SELECTED EXCERPT>
========================================================================
The estimated GC is also all 1. Any intuition will be helpful!

SwapnilDreams100 commented 2 years ago

Hi I think I solved it by setting context as 1, still would appreciate some intuition

iancovert commented 2 years ago

Hi Swapnil,

Encountering nan loss typically means that there was some instability during training that caused the loss to blow up. This can happen for a couple reasons, it's a bit hard to diagnose without poking around. But in any case, it means that training didn't happen properly so the GC results are meaningless.

Note that the GC matrix starts out with all 1s, and 0s only appear as the sparse penalties encourage some parameters to become very small. This won't happen if the training malfunctions early on. In this case, we're seeing the GC evolve despite encountering nans, but this is most likely because only a small number of the networks encountered nans (there's a separate network forecasting each time series).

It's good to see that setting context = 1 fixed the problem, but I think we shouldn't be happy with that solution. It means that the RNN is functioning as an MLP and only looking at one previous time point. Let's see if we can make training stable with a more reasonable value like context = 10.

My first recommendation is to lower the learning rate. Your time series has some relatively large values, and the correspondingly large gradient steps could be problematic. So maybe try lr =- 1e-4. And if that doesn't help, try 1e-5. Let me know how that goes.

SwapnilDreams100 commented 2 years ago

Hi Ian, Really appreciate the great explanation. Reducing the LR to 1e-4 solved the problem, its now working nicely for context=10, loss stably reduced to 5.8. Actually, I want to compare the GC values from non-linear neural methods with the standard GC values based on the p-values. What is interpretation of the estimated GC scores/ the variable usage percentage? Also the context parameter is synonymous to the lag in standard approach right? Thanks a lot!

iancovert commented 2 years ago

Great, glad to hear that lowering the learning rate stabilized training.
========================================================================
TASK ITEM>
Answer these from the thread on nan loss above:
(a) What values does the GC matrix start out with?
(b) With context set to 1, what does the RNN function as?
(c) To what value was the learning rate reduced, and what did the loss stably reduce to afterward?

EXCERPTED RECORDS>
========================================================================
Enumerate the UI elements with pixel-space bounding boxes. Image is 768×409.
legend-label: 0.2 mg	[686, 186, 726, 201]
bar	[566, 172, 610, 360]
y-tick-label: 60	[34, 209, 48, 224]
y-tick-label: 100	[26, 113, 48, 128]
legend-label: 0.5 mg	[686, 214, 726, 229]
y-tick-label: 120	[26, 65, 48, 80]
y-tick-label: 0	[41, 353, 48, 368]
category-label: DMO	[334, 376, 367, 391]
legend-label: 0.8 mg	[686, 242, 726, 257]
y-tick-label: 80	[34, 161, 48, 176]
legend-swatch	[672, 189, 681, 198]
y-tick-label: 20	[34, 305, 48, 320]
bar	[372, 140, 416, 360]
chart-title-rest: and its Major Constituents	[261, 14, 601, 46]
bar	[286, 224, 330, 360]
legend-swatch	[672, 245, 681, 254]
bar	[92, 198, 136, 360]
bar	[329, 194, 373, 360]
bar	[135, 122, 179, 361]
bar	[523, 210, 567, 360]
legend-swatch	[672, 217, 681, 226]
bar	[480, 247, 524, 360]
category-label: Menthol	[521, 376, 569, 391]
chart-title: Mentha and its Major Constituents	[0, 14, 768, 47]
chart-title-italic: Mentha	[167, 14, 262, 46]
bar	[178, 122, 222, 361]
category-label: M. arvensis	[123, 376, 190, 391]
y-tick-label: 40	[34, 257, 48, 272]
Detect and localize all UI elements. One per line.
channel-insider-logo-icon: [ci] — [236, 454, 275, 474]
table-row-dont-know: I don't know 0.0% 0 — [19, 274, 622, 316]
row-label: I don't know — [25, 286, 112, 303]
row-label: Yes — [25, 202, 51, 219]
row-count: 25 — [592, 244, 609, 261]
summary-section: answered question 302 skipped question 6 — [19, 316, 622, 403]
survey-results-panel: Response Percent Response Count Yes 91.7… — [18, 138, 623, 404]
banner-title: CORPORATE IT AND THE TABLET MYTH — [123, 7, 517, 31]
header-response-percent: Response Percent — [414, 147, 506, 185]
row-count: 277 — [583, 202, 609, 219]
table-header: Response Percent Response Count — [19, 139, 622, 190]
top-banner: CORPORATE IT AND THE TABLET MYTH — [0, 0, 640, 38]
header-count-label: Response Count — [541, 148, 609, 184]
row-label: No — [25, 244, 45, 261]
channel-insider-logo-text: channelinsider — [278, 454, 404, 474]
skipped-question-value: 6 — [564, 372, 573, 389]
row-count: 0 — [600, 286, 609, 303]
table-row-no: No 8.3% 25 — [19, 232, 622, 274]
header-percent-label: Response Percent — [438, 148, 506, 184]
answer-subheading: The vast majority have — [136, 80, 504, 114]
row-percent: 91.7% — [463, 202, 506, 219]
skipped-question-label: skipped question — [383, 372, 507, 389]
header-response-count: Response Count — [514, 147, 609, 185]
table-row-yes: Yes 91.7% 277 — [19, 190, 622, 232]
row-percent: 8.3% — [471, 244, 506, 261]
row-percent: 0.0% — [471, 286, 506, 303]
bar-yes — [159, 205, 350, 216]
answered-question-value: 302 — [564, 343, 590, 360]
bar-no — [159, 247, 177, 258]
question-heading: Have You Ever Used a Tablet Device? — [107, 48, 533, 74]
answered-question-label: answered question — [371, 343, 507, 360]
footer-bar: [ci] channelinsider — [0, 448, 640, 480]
========================================================================
RESPONSE>
(a) All 1s.
(b) It functions as an MLP, looking at only one previous time point.
(c) The learning rate was reduced to 1e-4, and the loss stably reduced to 5.8.